What you should do: Recast the lines from the one containing "add-rule-plus-icon[interactable]: [750, 20, 770, 42]" through the one containing "173, 725, 188]" as a JSON list of strings, one string per line, leaving out blank lines.

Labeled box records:
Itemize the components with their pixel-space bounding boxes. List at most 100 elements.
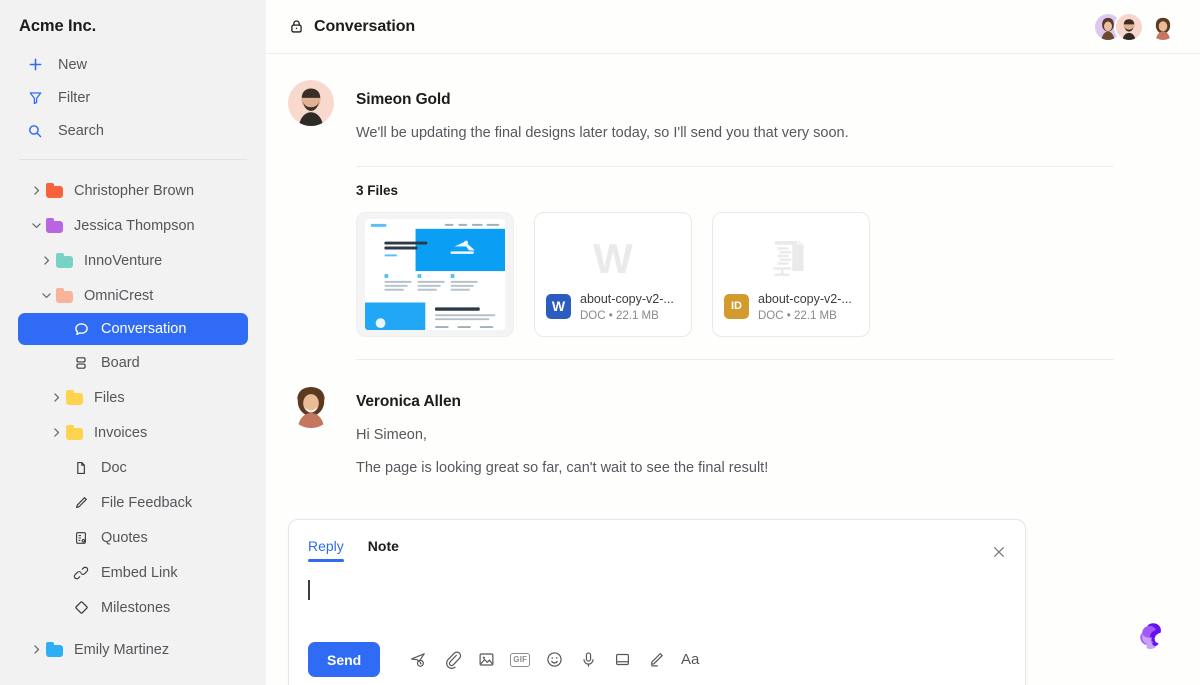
attachment-meta: W about-copy-v2-... DOC • 22.1 MB [546, 290, 674, 322]
sidebar-item-invoices[interactable]: Invoices [0, 415, 266, 450]
gif-icon[interactable]: GIF [503, 644, 537, 676]
attachment-size-value: 22.1 MB [793, 310, 837, 323]
attachment-size-value: 22.1 MB [615, 310, 659, 323]
sidebar-action-search-label: Search [58, 122, 104, 139]
sidebar-item-label: Jessica Thompson [74, 217, 195, 234]
filter-icon [26, 89, 44, 107]
attachment-icon[interactable] [435, 644, 469, 676]
quote-list-icon [72, 529, 90, 547]
sidebar-item-doc[interactable]: Doc [0, 450, 266, 485]
image-icon[interactable] [469, 644, 503, 676]
sidebar-item-quotes[interactable]: Quotes [0, 520, 266, 555]
diamond-icon [72, 599, 90, 617]
plus-icon [26, 56, 44, 74]
webpage-preview-image [365, 219, 505, 331]
chevron-down-icon[interactable] [36, 290, 56, 301]
canned-response-icon[interactable] [605, 644, 639, 676]
message: Simeon Gold We'll be updating the final … [266, 54, 1200, 361]
folder-icon [66, 424, 83, 440]
chevron-right-icon[interactable] [26, 185, 46, 196]
message-body: Simeon Gold We'll be updating the final … [356, 80, 1114, 361]
sidebar-item-label: Board [101, 354, 140, 371]
link-icon [72, 564, 90, 582]
brand-title: Acme Inc. [19, 17, 97, 35]
sidebar-action-filter[interactable]: Filter [0, 81, 266, 114]
word-w-watermark: W [535, 231, 691, 285]
send-later-icon[interactable] [401, 644, 435, 676]
sidebar-item-label: File Feedback [101, 494, 193, 511]
attachment-filename: about-copy-v2-... [758, 292, 852, 307]
message-text-line: Hi Simeon, [356, 427, 427, 444]
sidebar-item-omnicrest[interactable]: OmniCrest [0, 278, 266, 313]
document-icon [72, 459, 90, 477]
folder-icon [46, 182, 63, 198]
avatar[interactable] [288, 382, 334, 429]
chevron-right-icon[interactable] [26, 644, 46, 655]
sidebar-item-innoventure[interactable]: InnoVenture [0, 243, 266, 278]
sidebar-divider [19, 159, 247, 160]
sidebar-item-jessica-thompson[interactable]: Jessica Thompson [0, 208, 266, 243]
main-panel: Conversation Simeon Gold We'll be updati… [266, 0, 1200, 685]
indesign-badge-icon: ID [724, 293, 749, 319]
files-count-label: 3 Files [356, 183, 399, 199]
assistant-logo-icon[interactable] [1132, 617, 1176, 661]
sidebar-item-label: Embed Link [101, 564, 178, 581]
send-button[interactable]: Send [308, 642, 381, 678]
folder-icon [66, 389, 83, 405]
chat-bubble-icon [72, 320, 90, 338]
participant-avatars[interactable] [1093, 11, 1178, 42]
reply-input[interactable] [289, 562, 1025, 620]
sidebar-item-board[interactable]: Board [0, 345, 266, 380]
folder-icon [56, 287, 73, 303]
sidebar-action-new[interactable]: New [0, 48, 266, 81]
avatar[interactable] [288, 80, 334, 126]
chevron-down-icon[interactable] [26, 220, 46, 231]
sidebar-item-file-feedback[interactable]: File Feedback [0, 485, 266, 520]
sidebar-item-christopher-brown[interactable]: Christopher Brown [0, 173, 266, 208]
gif-label: GIF [510, 652, 531, 667]
sidebar-item-files[interactable]: Files [0, 380, 266, 415]
attachment-filename: about-copy-v2-... [580, 292, 674, 307]
sidebar-item-label: Christopher Brown [74, 182, 195, 199]
attachment-filesize: DOC • 22.1 MB [580, 310, 674, 322]
emoji-icon[interactable] [537, 644, 571, 676]
sidebar-item-milestones[interactable]: Milestones [0, 590, 266, 625]
message-author: Simeon Gold [356, 91, 451, 108]
attachment-card-word[interactable]: W W about-copy-v2-... DOC • 22.1 MB [534, 212, 692, 338]
sidebar-item-emily-martinez[interactable]: Emily Martinez [0, 632, 266, 667]
sidebar-action-new-label: New [58, 56, 88, 73]
chevron-right-icon[interactable] [46, 392, 66, 403]
word-badge-letter: W [551, 298, 566, 315]
sidebar-item-conversation[interactable]: Conversation [18, 313, 248, 345]
board-icon [72, 354, 90, 372]
sidebar-action-search[interactable]: Search [0, 114, 266, 147]
microphone-icon[interactable] [571, 644, 605, 676]
conversation-header: Conversation [266, 0, 1200, 54]
text-format-label: Aa [681, 651, 700, 669]
tab-reply[interactable]: Reply [308, 538, 344, 563]
avatar[interactable] [1148, 11, 1178, 42]
sidebar-item-label: OmniCrest [84, 287, 154, 304]
tab-note[interactable]: Note [368, 538, 399, 562]
text-caret [308, 580, 310, 601]
avatar[interactable] [1114, 11, 1144, 42]
attachment-filesize: DOC • 22.1 MB [758, 310, 852, 322]
attachment-card-indesign[interactable]: ID about-copy-v2-... DOC • 22.1 MB [712, 212, 870, 338]
folder-icon [46, 217, 63, 233]
attachment-thumbnail-card[interactable] [356, 212, 514, 338]
chevron-right-icon[interactable] [36, 255, 56, 266]
composer-toolbar: Send GIF Aa [289, 642, 707, 678]
signature-icon[interactable] [639, 644, 673, 676]
text-format-icon[interactable]: Aa [673, 644, 707, 676]
page-title: Conversation [314, 17, 416, 35]
reply-composer: Reply Note Send GIF Aa [288, 519, 1026, 685]
close-icon[interactable] [991, 544, 1007, 565]
message-body: Veronica Allen Hi Simeon, The page is lo… [356, 382, 1114, 501]
sidebar-item-label: Emily Martinez [74, 641, 170, 658]
attachment-filetype: DOC [580, 310, 606, 323]
chevron-right-icon[interactable] [46, 427, 66, 438]
sidebar-item-label: Doc [101, 459, 127, 476]
meta-separator: • [605, 310, 616, 323]
sidebar-item-embed-link[interactable]: Embed Link [0, 555, 266, 590]
sidebar-action-filter-label: Filter [58, 89, 91, 106]
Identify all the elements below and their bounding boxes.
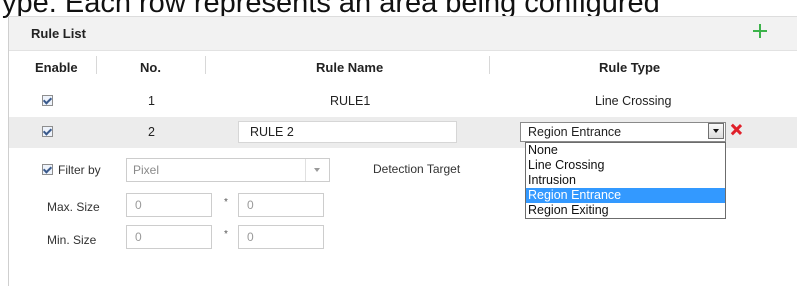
add-rule-plus-icon[interactable]: [750, 20, 770, 42]
column-header-rule-type: Rule Type: [599, 60, 661, 75]
min-size-height-input[interactable]: [238, 225, 324, 249]
dropdown-option-intrusion[interactable]: Intrusion: [526, 173, 725, 188]
detection-target-label: Detection Target: [373, 162, 461, 176]
column-separator: [489, 56, 490, 74]
column-header-rule-name: Rule Name: [316, 60, 384, 75]
filter-by-checkbox[interactable]: [42, 164, 53, 175]
max-size-width-input[interactable]: [126, 193, 212, 217]
chevron-down-icon[interactable]: [708, 123, 724, 139]
rule-list-header: [9, 17, 797, 51]
dropdown-option-region-entrance[interactable]: Region Entrance: [526, 188, 725, 203]
times-symbol: *: [224, 197, 228, 208]
rule-1-enable-checkbox[interactable]: [42, 95, 53, 106]
rule-1-type[interactable]: Line Crossing: [595, 94, 671, 108]
dropdown-option-region-exiting[interactable]: Region Exiting: [526, 203, 725, 218]
filter-by-value: Pixel: [133, 163, 160, 177]
dropdown-option-line-crossing[interactable]: Line Crossing: [526, 158, 725, 173]
min-size-width-input[interactable]: [126, 225, 212, 249]
rule-2-number: 2: [148, 125, 155, 139]
max-size-height-input[interactable]: [238, 193, 324, 217]
rule-2-enable-checkbox[interactable]: [42, 126, 53, 137]
rule-1-number: 1: [148, 94, 155, 108]
rule-1-name[interactable]: RULE1: [330, 94, 370, 108]
min-size-label: Min. Size: [47, 233, 97, 247]
rule-list-title: Rule List: [31, 26, 86, 41]
rule-2-type-select[interactable]: Region Entrance: [520, 122, 726, 142]
filter-by-label: Filter by: [58, 163, 101, 177]
rule-type-dropdown-list[interactable]: None Line Crossing Intrusion Region Entr…: [525, 142, 726, 219]
panel-left-border: [8, 16, 9, 286]
rule-2-name-input[interactable]: [238, 121, 457, 143]
times-symbol: *: [224, 229, 228, 240]
max-size-label: Max. Size: [47, 200, 100, 214]
dropdown-option-none[interactable]: None: [526, 143, 725, 158]
column-separator: [205, 56, 206, 74]
column-separator: [96, 56, 97, 74]
chevron-down-icon[interactable]: [305, 159, 329, 181]
delete-rule-x-icon[interactable]: [727, 121, 745, 139]
column-header-enable: Enable: [35, 60, 78, 75]
column-header-no: No.: [140, 60, 161, 75]
rule-2-type-selected-value: Region Entrance: [528, 125, 622, 139]
filter-by-select[interactable]: Pixel: [126, 158, 330, 182]
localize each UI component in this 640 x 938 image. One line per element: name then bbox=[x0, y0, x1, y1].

Written response:
[
  "add-rule-plus-icon[interactable]: [750, 20, 770, 42]",
  "column-header-rule-type: Rule Type: [599, 60, 661, 75]",
  "min-size-height-input[interactable]: [238, 225, 324, 249]",
  "dropdown-option-intrusion[interactable]: Intrusion: [526, 173, 725, 188]"
]